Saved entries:
Start

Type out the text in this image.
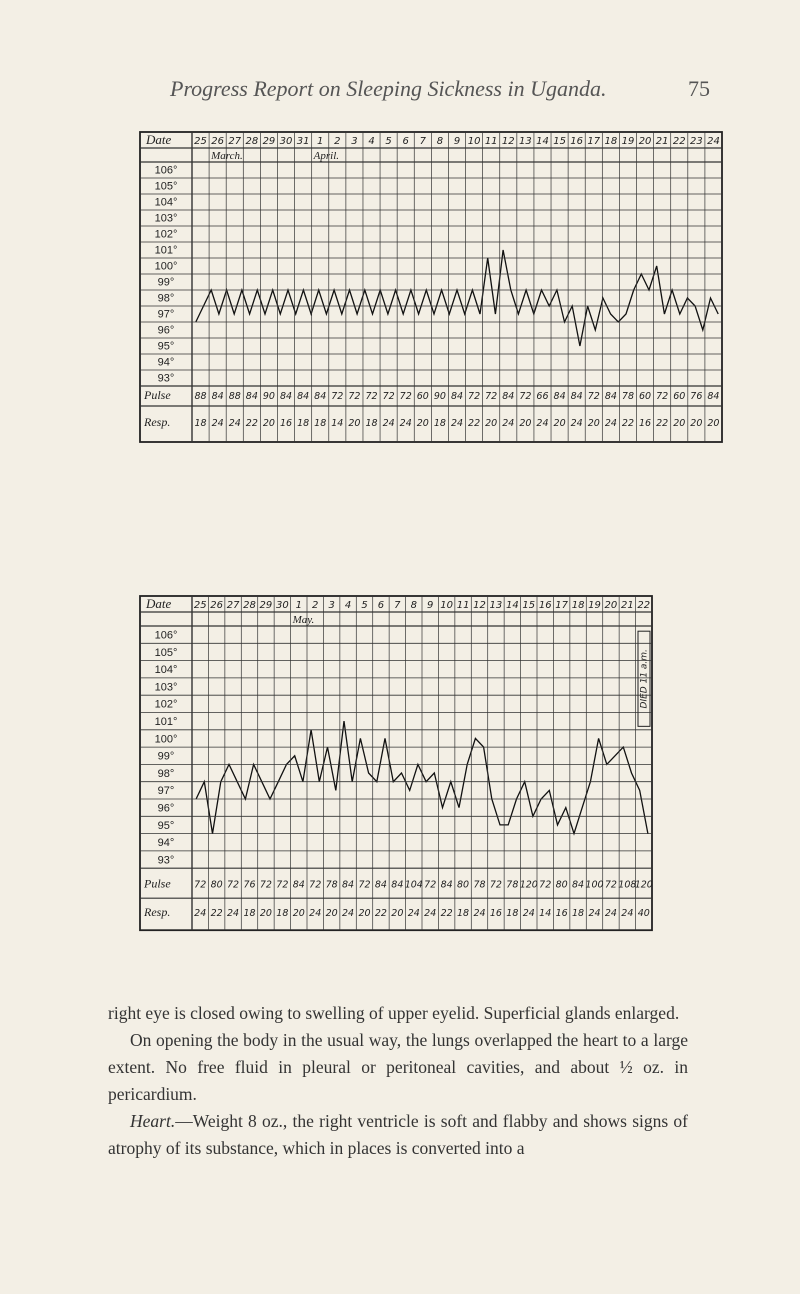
Progress Report on Sleeping Sickness in Uganda.	75
Date 25 26 27 28 29 30 31 1 2 3 4 5 6 7 8 9 10 11 12 13 14 15 16 17 18 19 20 21 22 23 24
March.	April.
106°
105°
104°
103°
102°
101°
100°
99°
98°
97°
96°
95°
94°
93°
Pulse
Resp.
88 84 88 84 90 84 84 84 72 72 72 72 72 60 90 84 72 72 84 72 66 84 84 72 84 78 60 72 60 76 84
18 24 24 22 20 16 18 18 14 20 18 24 24 20 18 24 22 20 24 20 24 20 24 20 24 22 16 22 20 20 20
Date 25 26 27 28 29 30 1 2 3 4 5 6 7 8 9 10 11 12 13 14 15 16 17 18 19 20 21 22
May.
106°
105°
104°
103°
102°
101°
100°
99°
98°
97°
96°
95°
94°
93°
Pulse
Resp.
72 80 72 76 72 72 84 72 78 84 72 84 84 104 72 84 80 78 72 78 120 72 80 84 100 72 108
120
24 22 24 18 20 18 20 24 20 24 20 22 20 24 24 22 18 24 16 18 24 14 16 18 24 24 24 40
DIED 11 a.m.

right eye is closed owing to swelling of upper eyelid. Superficial glands enlarged.

On opening the body in the usual way, the lungs overlapped the heart to a large extent. No free fluid in pleural or peritoneal cavities, and about ½ oz. in pericardium.

Heart.—Weight 8 oz., the right ventricle is soft and flabby and shows signs of atrophy of its substance, which in places is converted into a
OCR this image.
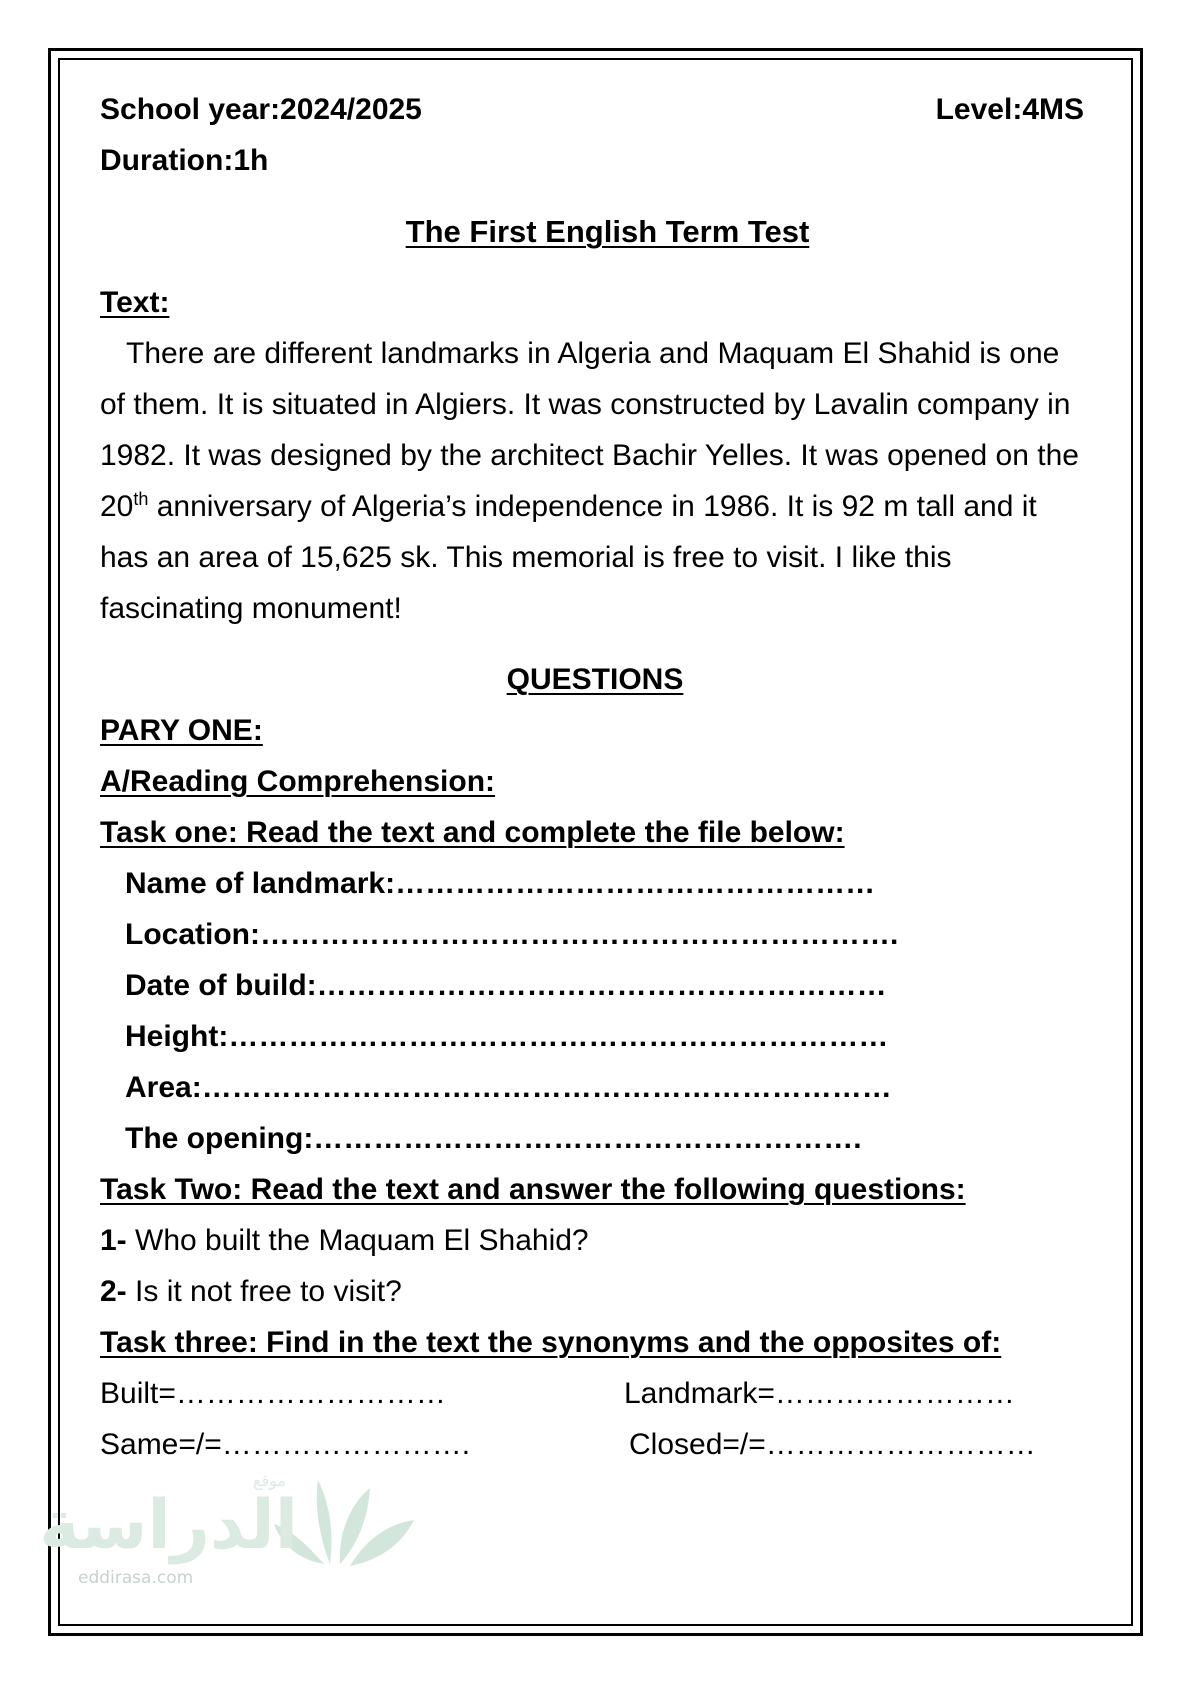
School year:2024/2025	Level:4MS
Duration:1h
The First English Term Test
Text:

There are different landmarks in Algeria and Maquam El Shahid is one of them. It is situated in Algiers. It was constructed by Lavalin company in 1982. It was designed by the architect Bachir Yelles. It was opened on the 20th anniversary of Algeria’s independence in 1986. It is 92 m tall and it has an area of 15,625 sk. This memorial is free to visit. I like this fascinating monument!

QUESTIONS
PARY ONE:
A/Reading Comprehension:
Task one: Read the text and complete the file below:
Name of landmark:…………………………………………
Location:……………………………………………………….
Date of build:…………………………………………………
Height:…………………………………………………………
Area:……………………………………………………………
The opening:……………………………………………….
Task Two: Read the text and answer the following questions:
1- Who built the Maquam El Shahid?
2- Is it not free to visit?
Task three: Find in the text the synonyms and the opposites of:
Built=………………………	Landmark=……………………
Same=/=…………………….	Closed=/=………………………
الدراسة
موقع
eddirasa.com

End

Stated task:
Omit all pictures while transcribing the entries verbatim.

Result below:
Type out the text in this image.
Progress Report on Sleeping Sickness in Uganda.	75
Date 25 26 27 28 29 30 31 1 2 3 4 5 6 7 8 9 10 11 12 13 14 15 16 17 18 19 20 21 22 23 24
March.	April.
106°
105°
104°
103°
102°
101°
100°
99°
98°
97°
96°
95°
94°
93°
Pulse
Resp.
88 84 88 84 90 84 84 84 72 72 72 72 72 60 90 84 72 72 84 72 66 84 84 72 84 78 60 72 60 76 84
18 24 24 22 20 16 18 18 14 20 18 24 24 20 18 24 22 20 24 20 24 20 24 20 24 22 16 22 20 20 20
Date 25 26 27 28 29 30 1 2 3 4 5 6 7 8 9 10 11 12 13 14 15 16 17 18 19 20 21 22
May.
106°
105°
104°
103°
102°
101°
100°
99°
98°
97°
96°
95°
94°
93°
Pulse
Resp.
72 80 72 76 72 72 84 72 78 84 72 84 84 104 72 84 80 78 72 78 120 72 80 84 100 72 108
120
24 22 24 18 20 18 20 24 20 24 20 22 20 24 24 22 18 24 16 18 24 14 16 18 24 24 24 40
DIED 11 a.m.

right eye is closed owing to swelling of upper eyelid. Superficial glands enlarged.

On opening the body in the usual way, the lungs overlapped the heart to a large extent. No free fluid in pleural or peritoneal cavities, and about ½ oz. in pericardium.

Heart.—Weight 8 oz., the right ventricle is soft and flabby and shows signs of atrophy of its substance, which in places is converted into a
OCR this image.
School year:2024/2025	Level:4MS
Duration:1h
The First English Term Test
Text:

There are different landmarks in Algeria and Maquam El Shahid is one of them. It is situated in Algiers. It was constructed by Lavalin company in 1982. It was designed by the architect Bachir Yelles. It was opened on the 20th anniversary of Algeria’s independence in 1986. It is 92 m tall and it has an area of 15,625 sk. This memorial is free to visit. I like this fascinating monument!

QUESTIONS
PARY ONE:
A/Reading Comprehension:
Task one: Read the text and complete the file below:
Name of landmark:…………………………………………
Location:……………………………………………………….
Date of build:…………………………………………………
Height:…………………………………………………………
Area:……………………………………………………………
The opening:……………………………………………….
Task Two: Read the text and answer the following questions:
1- Who built the Maquam El Shahid?
2- Is it not free to visit?
Task three: Find in the text the synonyms and the opposites of:
Built=………………………	Landmark=……………………
Same=/=…………………….	Closed=/=………………………
الدراسة
موقع
eddirasa.com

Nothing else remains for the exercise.